--- Start of Task inputs ---
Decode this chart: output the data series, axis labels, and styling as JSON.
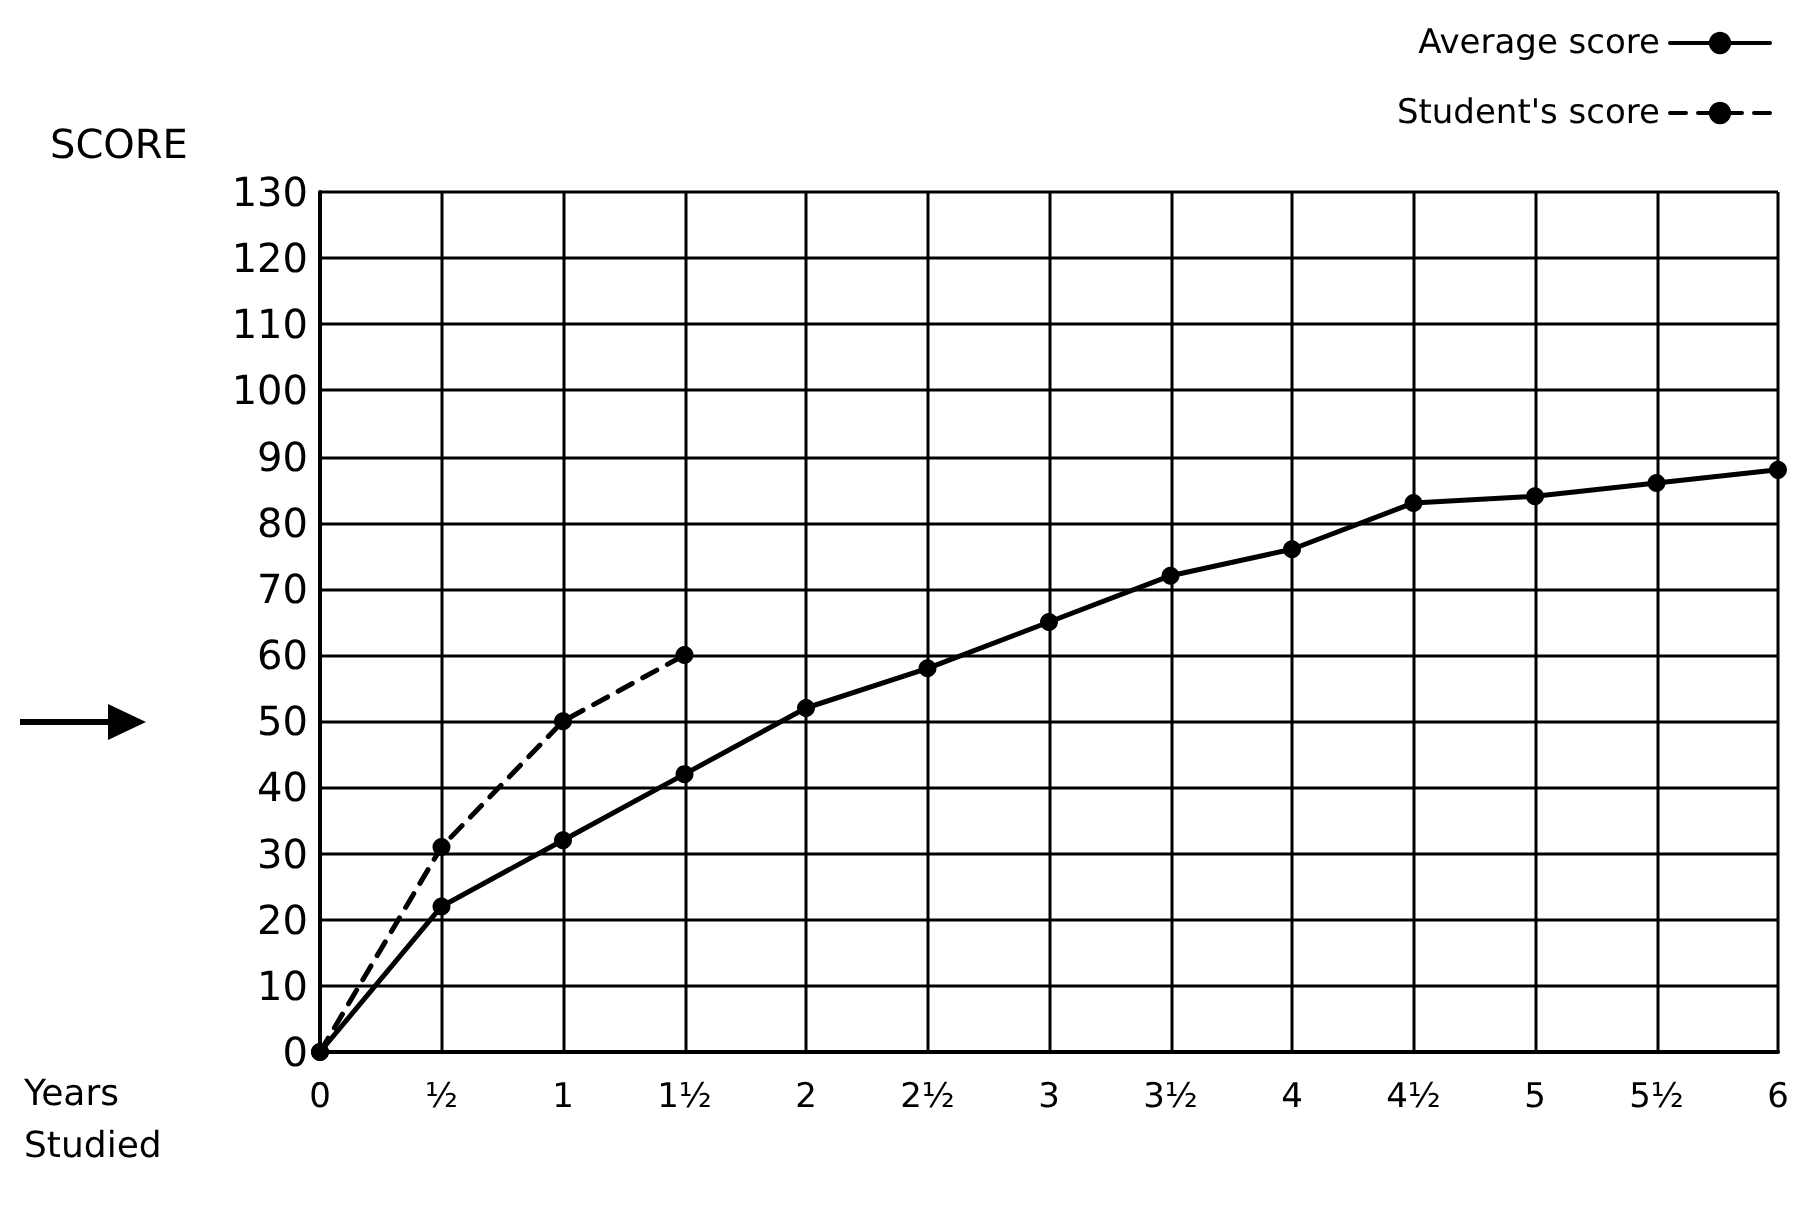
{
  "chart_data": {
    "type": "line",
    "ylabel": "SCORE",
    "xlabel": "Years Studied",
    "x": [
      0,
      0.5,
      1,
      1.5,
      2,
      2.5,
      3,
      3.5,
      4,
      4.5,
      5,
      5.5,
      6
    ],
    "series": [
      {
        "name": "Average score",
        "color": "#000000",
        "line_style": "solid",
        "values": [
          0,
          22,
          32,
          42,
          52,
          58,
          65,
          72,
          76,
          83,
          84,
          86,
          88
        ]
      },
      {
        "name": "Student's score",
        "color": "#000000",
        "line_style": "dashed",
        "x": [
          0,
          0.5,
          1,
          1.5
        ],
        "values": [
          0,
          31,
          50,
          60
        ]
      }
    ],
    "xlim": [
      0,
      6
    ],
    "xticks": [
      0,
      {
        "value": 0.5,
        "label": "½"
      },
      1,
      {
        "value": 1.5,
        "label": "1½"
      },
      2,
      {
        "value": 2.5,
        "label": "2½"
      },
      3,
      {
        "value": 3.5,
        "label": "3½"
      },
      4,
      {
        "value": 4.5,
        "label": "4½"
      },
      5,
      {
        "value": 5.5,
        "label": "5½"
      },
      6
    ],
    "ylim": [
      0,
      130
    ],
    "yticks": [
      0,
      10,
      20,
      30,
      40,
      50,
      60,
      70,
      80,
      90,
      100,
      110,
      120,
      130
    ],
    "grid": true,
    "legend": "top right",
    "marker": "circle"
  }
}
--- End of Task inputs ---
* **Required task**: Quote the records in full and exactly; skip any image.

* **Written response**:
Decode this chart: output the data series, axis labels, and styling as JSON.
{
  "chart_data": {
    "type": "line",
    "ylabel": "SCORE",
    "xlabel": "Years Studied",
    "x": [
      0,
      0.5,
      1,
      1.5,
      2,
      2.5,
      3,
      3.5,
      4,
      4.5,
      5,
      5.5,
      6
    ],
    "series": [
      {
        "name": "Average score",
        "color": "#000000",
        "line_style": "solid",
        "values": [
          0,
          22,
          32,
          42,
          52,
          58,
          65,
          72,
          76,
          83,
          84,
          86,
          88
        ]
      },
      {
        "name": "Student's score",
        "color": "#000000",
        "line_style": "dashed",
        "x": [
          0,
          0.5,
          1,
          1.5
        ],
        "values": [
          0,
          31,
          50,
          60
        ]
      }
    ],
    "xlim": [
      0,
      6
    ],
    "xticks": [
      0,
      {
        "value": 0.5,
        "label": "½"
      },
      1,
      {
        "value": 1.5,
        "label": "1½"
      },
      2,
      {
        "value": 2.5,
        "label": "2½"
      },
      3,
      {
        "value": 3.5,
        "label": "3½"
      },
      4,
      {
        "value": 4.5,
        "label": "4½"
      },
      5,
      {
        "value": 5.5,
        "label": "5½"
      },
      6
    ],
    "ylim": [
      0,
      130
    ],
    "yticks": [
      0,
      10,
      20,
      30,
      40,
      50,
      60,
      70,
      80,
      90,
      100,
      110,
      120,
      130
    ],
    "grid": true,
    "legend": "top right",
    "marker": "circle"
  }
}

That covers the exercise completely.